**SET EXERCISE:** Write out the workhouse passage between "Having written down" and "It seems so.", inclusive, replacing "families" with "households".

**PASSAGE:**
┏━━
Crooked Mile by Ben Beazley

ben Can I just finish off what I was talking about yesterday in relation to pulling ideas for fiction out of what on the face of it is basically a simple transcription job. 

 

Let me first explain what I am doing at the Record office.  From the late 1830’s up until well into the next century, local authorities were required to set up local Boards of Guardians to administer the Poor Laws.  A part of this task involved the setting up of Workhouses for the admission of the more extreme examples of those suffering various forms of deprivation.  Sorry to teach those of you who are clued in to suck eggs … I will move on quickly to the bits that are not such common knowledge.

 

Whenever a family or an individual was admitted to the Workhouse, the fact was entered into a ledger along with details of age; occupation; religion; and the reason for their admission.  All right, pretty basic book keeping, until that is you have been doing it for a while and start to notice anomalies and wonder about certain things.

 

After a month or so of  burning daylight on Thursday mornings trying to decipher the different handwritings in the legers, the first thing to point out becomes glaringly apparent.  Everyone in those days was not possessed of the ability to produce the beautiful calligraphic script of popular belief !  Some of the hands are of quite poor quality and leads to the inevitable conclusion that, as in the modern day prison system, there were those of the inmates who were regarded as ‘trustees’ and helped out in the reception process by entering up the ledger.

 

Having written down the same names time after time on the admission and discharge balances, after a while a second fact emerges. The basic stated premis of the Workhouse was that staying there should be infinitely less palatable than being in prison.  However on a regular basis, and we are not talking about casual vagrants seeking a night’s board, whole families were coming into the house, staying for a few days and then being discharged, sometimes to be re-admitted within hours.  So was it then as now – there are those who know how to beat the system ?  It seems so.

 

Also despite the fact that numbers were understandably higher in the winter than in the summer, suddenly around 1884 there is a dramatic fall in the occupancy of the Leicester Union house, from around a thousand to just over six hundred.  Why?  I suspect that the Guardians ran a cost cutting exercise, (possibly on a national basis), which allowed them to change the ground rules on admission, and tip out a large number who were considered excess to requirements.
┗━━
Region boundary data:
┏━━
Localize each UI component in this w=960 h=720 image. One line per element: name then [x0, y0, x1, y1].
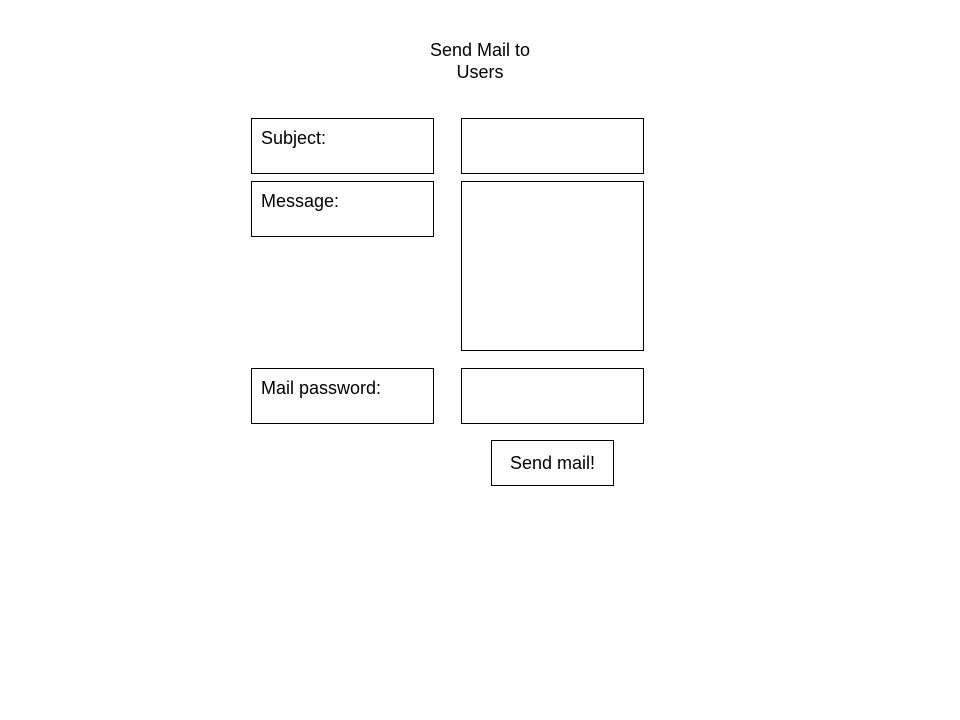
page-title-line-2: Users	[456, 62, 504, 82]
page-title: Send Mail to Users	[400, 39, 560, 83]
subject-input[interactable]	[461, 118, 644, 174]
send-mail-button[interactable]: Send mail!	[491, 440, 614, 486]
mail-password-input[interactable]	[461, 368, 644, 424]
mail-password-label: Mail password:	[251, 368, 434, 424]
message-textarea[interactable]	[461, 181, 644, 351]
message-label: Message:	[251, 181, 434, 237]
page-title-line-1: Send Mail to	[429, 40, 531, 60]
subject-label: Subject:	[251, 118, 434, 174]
┗━━
┏━━
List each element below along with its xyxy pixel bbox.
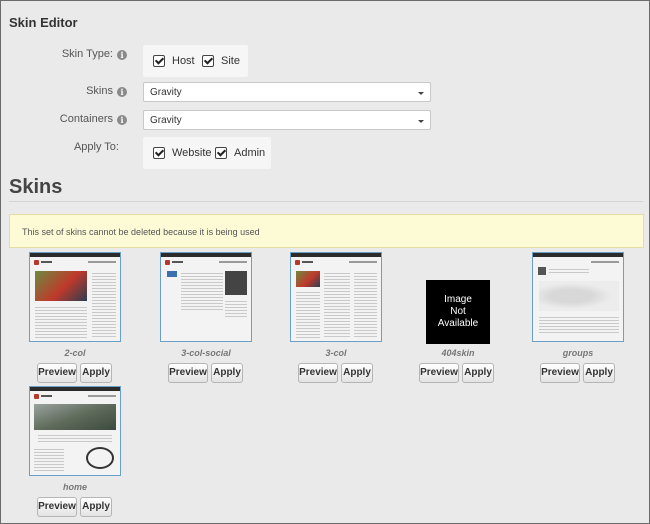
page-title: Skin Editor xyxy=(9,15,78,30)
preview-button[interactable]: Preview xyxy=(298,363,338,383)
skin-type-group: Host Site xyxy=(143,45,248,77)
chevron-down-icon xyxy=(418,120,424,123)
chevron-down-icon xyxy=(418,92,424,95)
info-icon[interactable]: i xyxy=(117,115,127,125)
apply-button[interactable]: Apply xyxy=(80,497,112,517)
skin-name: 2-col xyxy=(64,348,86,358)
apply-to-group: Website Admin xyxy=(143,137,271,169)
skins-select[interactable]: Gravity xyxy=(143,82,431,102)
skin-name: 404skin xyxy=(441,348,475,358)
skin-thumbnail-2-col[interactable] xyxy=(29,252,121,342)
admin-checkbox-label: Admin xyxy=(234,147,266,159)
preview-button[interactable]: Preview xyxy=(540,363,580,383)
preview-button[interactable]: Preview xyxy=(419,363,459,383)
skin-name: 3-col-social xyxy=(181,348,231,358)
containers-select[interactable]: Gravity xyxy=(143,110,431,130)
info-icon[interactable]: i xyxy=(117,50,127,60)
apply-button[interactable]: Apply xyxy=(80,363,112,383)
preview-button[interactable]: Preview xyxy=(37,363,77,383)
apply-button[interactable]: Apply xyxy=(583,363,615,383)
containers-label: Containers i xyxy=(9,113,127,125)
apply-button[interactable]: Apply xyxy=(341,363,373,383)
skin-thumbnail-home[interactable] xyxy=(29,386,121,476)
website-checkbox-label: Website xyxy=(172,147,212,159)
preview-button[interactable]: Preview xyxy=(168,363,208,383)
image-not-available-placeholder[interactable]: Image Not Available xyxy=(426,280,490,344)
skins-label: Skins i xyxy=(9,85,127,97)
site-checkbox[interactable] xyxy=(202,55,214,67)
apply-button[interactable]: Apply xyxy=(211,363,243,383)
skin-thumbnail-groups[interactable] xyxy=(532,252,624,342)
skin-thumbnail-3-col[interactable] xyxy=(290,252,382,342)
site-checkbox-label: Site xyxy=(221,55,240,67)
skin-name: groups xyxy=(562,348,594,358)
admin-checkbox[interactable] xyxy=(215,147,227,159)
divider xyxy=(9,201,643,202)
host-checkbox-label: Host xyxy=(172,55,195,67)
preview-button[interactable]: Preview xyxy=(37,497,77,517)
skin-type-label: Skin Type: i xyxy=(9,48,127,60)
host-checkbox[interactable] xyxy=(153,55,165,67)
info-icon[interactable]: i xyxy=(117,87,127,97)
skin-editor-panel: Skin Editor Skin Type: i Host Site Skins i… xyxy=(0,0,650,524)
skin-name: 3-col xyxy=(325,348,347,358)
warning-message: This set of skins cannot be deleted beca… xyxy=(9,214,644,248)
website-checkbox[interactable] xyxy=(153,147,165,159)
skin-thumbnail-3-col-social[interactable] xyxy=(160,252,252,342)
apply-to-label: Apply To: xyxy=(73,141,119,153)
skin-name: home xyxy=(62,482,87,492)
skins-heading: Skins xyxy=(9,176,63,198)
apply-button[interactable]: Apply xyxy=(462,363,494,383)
┗━━
**SOLVED EXERCISE:**
Having written down the same names time after time on the admission and discharge balances, after a while a second fact emerges. The basic stated premis of the Workhouse was that staying there should be infinitely less palatable than being in prison.  However on a regular basis, and we are not talking about casual vagrants seeking a night’s board, whole households were coming into the house, staying for a few days and then being discharged, sometimes to be re-admitted within hours.  So was it then as now – there are those who know how to beat the system ?  It seems so.